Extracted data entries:
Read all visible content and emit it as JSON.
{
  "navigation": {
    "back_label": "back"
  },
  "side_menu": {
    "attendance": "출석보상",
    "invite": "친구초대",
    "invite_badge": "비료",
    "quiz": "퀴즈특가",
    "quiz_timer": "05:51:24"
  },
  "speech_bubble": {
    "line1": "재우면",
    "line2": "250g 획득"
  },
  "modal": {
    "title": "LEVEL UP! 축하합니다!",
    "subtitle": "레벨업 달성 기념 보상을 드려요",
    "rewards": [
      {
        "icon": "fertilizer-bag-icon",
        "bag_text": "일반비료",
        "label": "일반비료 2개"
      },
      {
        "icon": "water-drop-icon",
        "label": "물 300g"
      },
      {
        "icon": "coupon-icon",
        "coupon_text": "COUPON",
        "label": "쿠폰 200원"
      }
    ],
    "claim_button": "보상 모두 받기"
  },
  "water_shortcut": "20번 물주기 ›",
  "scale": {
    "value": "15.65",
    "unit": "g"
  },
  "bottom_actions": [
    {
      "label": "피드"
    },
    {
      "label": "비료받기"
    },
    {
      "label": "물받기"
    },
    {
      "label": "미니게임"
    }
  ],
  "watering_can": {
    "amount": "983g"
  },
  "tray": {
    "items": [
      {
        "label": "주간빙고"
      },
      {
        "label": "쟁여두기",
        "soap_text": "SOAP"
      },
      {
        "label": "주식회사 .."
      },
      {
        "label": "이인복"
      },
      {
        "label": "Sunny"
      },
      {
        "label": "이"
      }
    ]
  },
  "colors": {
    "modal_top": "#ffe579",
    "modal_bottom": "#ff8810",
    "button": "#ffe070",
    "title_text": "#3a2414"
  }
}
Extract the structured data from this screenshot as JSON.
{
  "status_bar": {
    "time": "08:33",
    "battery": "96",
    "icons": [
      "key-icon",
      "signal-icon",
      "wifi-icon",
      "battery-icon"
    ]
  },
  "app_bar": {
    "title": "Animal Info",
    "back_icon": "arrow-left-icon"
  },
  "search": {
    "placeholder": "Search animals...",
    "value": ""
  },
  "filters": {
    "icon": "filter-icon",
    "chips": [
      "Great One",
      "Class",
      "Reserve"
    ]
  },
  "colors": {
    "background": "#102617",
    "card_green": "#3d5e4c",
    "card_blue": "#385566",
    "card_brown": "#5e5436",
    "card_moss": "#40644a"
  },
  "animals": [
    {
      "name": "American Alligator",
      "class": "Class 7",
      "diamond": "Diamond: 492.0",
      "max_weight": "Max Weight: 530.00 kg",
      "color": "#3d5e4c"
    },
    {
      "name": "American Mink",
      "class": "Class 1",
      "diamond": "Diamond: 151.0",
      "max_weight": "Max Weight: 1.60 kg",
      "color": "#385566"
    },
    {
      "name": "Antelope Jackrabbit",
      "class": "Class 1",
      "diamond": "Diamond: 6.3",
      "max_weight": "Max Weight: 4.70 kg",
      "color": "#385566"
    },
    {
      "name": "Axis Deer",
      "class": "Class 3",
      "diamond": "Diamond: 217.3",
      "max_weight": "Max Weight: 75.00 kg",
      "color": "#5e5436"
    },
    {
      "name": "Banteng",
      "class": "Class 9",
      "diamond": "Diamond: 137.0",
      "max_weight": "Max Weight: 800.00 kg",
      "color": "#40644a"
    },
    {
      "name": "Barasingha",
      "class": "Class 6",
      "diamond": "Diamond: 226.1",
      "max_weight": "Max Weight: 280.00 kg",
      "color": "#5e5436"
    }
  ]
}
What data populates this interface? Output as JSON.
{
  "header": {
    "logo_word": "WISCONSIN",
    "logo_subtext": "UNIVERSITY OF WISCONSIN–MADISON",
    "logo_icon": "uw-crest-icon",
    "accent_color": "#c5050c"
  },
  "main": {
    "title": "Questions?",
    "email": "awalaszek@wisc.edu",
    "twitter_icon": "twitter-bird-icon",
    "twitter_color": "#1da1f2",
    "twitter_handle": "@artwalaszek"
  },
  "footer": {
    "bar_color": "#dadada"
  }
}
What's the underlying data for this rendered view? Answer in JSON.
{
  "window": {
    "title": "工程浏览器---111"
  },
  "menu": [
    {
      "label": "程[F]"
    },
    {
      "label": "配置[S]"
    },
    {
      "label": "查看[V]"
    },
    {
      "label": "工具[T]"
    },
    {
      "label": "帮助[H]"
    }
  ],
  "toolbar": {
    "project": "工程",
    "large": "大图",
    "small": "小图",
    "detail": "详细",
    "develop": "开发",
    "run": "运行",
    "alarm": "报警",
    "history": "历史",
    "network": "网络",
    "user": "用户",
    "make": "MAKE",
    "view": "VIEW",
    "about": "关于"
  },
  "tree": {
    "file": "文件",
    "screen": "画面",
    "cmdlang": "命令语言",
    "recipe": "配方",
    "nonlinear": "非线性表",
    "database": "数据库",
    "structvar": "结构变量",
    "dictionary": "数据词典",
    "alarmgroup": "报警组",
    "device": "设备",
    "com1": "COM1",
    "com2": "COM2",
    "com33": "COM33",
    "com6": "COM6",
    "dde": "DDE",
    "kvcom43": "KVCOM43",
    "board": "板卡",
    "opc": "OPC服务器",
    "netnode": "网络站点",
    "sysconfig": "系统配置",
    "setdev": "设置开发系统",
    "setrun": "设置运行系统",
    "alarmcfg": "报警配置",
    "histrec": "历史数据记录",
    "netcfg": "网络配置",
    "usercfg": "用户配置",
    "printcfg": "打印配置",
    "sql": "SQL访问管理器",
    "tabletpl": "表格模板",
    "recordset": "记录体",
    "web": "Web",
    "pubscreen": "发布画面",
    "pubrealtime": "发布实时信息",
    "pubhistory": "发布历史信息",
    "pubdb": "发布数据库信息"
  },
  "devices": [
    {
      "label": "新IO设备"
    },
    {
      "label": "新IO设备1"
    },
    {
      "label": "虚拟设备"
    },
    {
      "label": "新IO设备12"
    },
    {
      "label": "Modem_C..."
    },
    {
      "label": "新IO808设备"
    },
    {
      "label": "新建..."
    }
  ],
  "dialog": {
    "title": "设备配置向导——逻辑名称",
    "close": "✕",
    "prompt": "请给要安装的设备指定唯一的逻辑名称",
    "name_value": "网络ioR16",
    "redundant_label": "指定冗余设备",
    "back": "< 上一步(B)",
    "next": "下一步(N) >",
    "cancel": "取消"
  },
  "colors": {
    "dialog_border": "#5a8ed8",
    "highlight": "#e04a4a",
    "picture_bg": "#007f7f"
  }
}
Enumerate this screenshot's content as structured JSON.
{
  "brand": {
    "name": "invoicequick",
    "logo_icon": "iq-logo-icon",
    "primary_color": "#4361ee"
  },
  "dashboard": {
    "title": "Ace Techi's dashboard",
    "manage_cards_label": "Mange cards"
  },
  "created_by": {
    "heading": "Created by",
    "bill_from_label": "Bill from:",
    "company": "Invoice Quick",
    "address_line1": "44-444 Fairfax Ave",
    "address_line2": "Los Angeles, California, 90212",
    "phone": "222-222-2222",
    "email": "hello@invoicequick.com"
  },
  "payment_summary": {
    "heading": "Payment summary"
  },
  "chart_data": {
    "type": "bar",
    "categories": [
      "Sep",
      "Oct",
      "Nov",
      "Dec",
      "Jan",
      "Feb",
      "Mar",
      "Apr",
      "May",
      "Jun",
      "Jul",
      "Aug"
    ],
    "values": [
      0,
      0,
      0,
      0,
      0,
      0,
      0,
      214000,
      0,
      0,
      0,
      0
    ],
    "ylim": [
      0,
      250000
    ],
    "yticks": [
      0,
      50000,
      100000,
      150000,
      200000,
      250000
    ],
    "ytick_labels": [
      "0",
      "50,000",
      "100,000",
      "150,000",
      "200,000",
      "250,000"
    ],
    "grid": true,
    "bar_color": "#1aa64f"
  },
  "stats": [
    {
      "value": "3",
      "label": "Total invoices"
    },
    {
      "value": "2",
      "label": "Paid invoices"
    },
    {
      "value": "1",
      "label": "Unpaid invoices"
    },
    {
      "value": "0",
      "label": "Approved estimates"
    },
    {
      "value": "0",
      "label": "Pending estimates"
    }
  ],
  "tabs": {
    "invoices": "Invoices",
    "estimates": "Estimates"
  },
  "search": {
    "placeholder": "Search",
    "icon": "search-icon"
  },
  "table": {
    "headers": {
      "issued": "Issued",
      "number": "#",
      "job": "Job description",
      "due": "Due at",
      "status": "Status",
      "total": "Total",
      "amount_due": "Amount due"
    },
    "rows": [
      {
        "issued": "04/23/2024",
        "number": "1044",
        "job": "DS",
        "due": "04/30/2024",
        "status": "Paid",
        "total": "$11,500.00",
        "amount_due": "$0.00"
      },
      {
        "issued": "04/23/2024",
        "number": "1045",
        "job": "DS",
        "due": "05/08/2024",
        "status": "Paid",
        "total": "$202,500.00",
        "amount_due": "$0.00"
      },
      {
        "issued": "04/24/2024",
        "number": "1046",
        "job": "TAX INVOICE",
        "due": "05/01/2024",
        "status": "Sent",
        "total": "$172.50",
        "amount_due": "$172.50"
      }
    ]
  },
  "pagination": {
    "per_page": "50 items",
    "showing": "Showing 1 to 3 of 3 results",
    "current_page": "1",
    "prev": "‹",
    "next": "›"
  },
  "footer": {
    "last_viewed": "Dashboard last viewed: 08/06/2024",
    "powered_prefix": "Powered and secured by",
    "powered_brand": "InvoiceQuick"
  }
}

| To be done |
Collect every line from the records above that contains the word "Diamond".

| Answer to the exercise |
      "diamond": "Diamond: 492.0",
      "diamond": "Diamond: 151.0",
      "diamond": "Diamond: 6.3",
      "diamond": "Diamond: 217.3",
      "diamond": "Diamond: 137.0",
      "diamond": "Diamond: 226.1",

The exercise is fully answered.